↓

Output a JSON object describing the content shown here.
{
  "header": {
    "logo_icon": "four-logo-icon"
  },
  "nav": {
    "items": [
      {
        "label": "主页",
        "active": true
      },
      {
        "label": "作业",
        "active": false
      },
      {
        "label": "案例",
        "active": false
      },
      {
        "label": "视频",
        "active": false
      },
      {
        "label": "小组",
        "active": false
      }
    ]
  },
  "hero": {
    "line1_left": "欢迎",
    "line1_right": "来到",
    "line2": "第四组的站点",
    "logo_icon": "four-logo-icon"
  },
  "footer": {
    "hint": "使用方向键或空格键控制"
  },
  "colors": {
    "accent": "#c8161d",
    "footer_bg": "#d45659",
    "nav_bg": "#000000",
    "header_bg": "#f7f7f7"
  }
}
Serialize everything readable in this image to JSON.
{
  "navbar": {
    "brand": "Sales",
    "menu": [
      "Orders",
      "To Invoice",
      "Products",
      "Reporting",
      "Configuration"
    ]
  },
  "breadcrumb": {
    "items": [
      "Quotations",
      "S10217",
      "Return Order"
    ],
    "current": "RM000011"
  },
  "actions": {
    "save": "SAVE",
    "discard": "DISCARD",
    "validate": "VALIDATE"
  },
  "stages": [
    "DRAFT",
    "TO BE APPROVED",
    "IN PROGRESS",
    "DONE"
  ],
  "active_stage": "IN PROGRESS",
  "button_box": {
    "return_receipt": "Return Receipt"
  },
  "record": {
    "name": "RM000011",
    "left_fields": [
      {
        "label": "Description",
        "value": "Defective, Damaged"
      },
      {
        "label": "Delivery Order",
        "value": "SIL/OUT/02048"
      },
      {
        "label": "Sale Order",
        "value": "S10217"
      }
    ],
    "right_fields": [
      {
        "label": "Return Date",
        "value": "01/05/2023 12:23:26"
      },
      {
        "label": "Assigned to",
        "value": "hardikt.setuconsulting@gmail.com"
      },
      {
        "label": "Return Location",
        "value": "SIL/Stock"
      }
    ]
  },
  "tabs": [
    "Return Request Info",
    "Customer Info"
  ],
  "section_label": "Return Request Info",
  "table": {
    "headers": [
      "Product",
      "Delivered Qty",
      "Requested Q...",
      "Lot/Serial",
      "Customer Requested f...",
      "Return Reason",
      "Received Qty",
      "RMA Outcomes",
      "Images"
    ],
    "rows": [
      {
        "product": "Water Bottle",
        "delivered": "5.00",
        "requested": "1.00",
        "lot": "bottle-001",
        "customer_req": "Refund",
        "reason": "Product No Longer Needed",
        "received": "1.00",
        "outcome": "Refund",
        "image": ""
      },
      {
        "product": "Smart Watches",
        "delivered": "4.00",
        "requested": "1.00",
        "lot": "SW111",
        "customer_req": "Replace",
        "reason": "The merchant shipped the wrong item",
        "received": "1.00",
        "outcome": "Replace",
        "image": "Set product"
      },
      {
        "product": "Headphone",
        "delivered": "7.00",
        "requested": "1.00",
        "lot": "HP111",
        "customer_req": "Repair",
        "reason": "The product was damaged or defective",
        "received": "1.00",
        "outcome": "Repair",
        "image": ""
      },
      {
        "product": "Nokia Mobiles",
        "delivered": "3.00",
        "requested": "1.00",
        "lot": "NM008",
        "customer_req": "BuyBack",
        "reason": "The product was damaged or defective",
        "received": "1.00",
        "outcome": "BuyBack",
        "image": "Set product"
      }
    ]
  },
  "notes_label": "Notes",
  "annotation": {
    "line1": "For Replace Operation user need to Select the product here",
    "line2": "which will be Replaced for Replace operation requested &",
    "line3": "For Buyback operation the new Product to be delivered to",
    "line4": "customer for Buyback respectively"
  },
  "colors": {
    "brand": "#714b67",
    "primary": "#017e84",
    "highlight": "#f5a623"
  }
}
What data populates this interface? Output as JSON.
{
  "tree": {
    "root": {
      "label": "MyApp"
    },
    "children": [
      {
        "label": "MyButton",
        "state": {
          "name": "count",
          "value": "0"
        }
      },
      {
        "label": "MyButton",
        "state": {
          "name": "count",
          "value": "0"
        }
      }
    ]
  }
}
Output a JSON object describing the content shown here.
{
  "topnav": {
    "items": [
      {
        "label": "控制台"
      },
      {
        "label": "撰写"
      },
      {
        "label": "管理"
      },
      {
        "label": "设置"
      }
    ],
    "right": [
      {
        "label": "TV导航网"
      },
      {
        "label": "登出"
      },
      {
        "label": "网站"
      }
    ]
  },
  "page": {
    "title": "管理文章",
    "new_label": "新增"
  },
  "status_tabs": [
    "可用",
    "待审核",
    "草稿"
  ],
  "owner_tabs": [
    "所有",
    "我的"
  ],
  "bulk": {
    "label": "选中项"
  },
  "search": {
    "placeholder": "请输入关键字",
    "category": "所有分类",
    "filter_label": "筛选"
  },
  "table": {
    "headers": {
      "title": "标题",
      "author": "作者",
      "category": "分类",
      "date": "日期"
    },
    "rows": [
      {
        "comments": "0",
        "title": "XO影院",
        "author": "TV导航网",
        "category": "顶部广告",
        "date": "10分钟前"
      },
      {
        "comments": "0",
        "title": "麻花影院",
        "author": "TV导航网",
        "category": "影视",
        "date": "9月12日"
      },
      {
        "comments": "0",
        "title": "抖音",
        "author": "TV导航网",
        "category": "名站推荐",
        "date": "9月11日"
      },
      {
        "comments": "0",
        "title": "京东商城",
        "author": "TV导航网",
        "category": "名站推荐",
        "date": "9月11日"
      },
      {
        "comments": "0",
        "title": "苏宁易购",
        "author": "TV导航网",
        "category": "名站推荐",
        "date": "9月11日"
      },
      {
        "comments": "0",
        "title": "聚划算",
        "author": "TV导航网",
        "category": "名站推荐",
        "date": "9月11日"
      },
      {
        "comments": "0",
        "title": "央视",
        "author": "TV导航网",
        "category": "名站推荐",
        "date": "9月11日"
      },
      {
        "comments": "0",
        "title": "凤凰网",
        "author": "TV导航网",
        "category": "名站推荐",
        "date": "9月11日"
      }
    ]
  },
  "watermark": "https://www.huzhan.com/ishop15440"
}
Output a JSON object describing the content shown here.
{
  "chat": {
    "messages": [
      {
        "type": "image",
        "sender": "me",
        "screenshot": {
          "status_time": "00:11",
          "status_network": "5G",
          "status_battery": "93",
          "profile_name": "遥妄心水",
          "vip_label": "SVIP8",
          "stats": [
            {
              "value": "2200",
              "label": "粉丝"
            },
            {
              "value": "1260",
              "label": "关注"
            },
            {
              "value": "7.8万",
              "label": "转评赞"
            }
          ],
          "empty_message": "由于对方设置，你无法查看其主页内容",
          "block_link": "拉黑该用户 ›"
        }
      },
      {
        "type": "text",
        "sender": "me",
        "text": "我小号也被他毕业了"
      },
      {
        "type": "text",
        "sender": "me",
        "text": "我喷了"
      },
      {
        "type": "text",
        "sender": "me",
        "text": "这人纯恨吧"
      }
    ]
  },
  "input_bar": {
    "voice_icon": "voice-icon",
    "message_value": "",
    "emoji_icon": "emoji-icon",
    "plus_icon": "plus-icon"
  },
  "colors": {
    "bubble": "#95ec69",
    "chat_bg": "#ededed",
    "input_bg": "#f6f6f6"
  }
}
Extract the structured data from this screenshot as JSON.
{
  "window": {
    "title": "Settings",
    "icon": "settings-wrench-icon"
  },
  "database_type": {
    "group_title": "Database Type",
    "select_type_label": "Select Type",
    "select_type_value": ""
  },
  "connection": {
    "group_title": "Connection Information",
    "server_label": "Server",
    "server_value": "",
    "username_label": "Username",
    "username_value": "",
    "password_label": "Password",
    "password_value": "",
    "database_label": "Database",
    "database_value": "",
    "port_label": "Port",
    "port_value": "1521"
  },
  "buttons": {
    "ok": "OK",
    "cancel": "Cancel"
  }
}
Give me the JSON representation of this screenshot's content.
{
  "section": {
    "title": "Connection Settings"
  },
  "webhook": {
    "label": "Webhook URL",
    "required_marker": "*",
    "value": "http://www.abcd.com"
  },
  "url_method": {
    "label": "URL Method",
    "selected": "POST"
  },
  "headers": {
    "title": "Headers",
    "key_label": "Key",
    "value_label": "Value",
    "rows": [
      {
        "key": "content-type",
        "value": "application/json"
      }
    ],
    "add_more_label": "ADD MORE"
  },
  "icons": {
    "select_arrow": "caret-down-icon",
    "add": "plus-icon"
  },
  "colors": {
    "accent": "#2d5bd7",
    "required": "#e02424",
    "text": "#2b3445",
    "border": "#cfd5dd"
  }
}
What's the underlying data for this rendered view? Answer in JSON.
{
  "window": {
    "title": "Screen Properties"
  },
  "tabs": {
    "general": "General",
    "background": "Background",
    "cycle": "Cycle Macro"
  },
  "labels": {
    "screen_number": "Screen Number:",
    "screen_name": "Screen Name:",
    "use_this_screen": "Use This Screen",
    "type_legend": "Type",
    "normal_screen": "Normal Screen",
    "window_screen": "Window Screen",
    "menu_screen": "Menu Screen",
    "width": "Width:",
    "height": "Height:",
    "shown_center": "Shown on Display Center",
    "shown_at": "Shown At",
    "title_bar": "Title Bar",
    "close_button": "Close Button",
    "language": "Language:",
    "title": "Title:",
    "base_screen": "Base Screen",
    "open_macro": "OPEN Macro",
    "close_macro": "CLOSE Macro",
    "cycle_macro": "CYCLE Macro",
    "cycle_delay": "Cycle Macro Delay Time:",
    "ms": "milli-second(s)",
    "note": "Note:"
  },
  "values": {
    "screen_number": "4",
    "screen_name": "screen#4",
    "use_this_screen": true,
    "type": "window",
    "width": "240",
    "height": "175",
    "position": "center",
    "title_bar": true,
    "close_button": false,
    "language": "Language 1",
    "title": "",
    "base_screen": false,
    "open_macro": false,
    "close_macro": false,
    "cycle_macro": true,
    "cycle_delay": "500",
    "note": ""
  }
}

↑

OBJECTIVE:
Using the records above, find and show each line with the string "PROGRESS".

WRITTEN SOLUTION:
    "IN PROGRESS",
  "active_stage": "IN PROGRESS",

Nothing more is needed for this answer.